-- BEGIN Supplied material --

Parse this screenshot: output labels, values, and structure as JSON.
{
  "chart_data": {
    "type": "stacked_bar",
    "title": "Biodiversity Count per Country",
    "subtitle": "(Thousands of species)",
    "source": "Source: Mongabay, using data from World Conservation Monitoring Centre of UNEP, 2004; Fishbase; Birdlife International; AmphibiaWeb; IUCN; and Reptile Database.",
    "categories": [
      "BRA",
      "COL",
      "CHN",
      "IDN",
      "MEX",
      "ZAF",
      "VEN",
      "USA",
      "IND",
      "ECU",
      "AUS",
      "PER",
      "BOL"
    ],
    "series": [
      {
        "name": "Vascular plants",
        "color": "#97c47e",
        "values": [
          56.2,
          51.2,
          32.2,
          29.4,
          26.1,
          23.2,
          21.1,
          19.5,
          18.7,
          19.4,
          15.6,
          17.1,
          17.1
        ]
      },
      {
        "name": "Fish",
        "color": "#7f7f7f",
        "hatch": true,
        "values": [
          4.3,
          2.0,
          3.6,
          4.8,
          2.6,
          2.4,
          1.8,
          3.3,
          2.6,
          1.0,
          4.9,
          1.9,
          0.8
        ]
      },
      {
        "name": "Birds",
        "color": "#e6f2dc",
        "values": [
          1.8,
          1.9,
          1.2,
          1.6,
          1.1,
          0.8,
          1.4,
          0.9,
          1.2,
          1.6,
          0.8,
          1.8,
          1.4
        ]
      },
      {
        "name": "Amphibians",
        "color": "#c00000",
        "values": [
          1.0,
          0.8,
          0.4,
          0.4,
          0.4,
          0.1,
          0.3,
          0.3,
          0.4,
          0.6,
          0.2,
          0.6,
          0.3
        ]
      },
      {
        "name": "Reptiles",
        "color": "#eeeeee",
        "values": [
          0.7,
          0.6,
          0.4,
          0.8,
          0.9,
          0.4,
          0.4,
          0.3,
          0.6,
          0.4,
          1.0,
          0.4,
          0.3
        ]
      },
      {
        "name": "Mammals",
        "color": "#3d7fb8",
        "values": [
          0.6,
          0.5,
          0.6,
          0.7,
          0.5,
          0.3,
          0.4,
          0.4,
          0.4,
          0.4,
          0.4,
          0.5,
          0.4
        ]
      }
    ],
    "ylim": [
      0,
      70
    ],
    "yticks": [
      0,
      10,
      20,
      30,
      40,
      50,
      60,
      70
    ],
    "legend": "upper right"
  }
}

-- END Supplied material --

Written exercise: Copy all lines from the listing that contain "color".

Response to the task:
        "color": "#97c47e",
        "color": "#7f7f7f",
        "color": "#e6f2dc",
        "color": "#c00000",
        "color": "#eeeeee",
        "color": "#3d7fb8",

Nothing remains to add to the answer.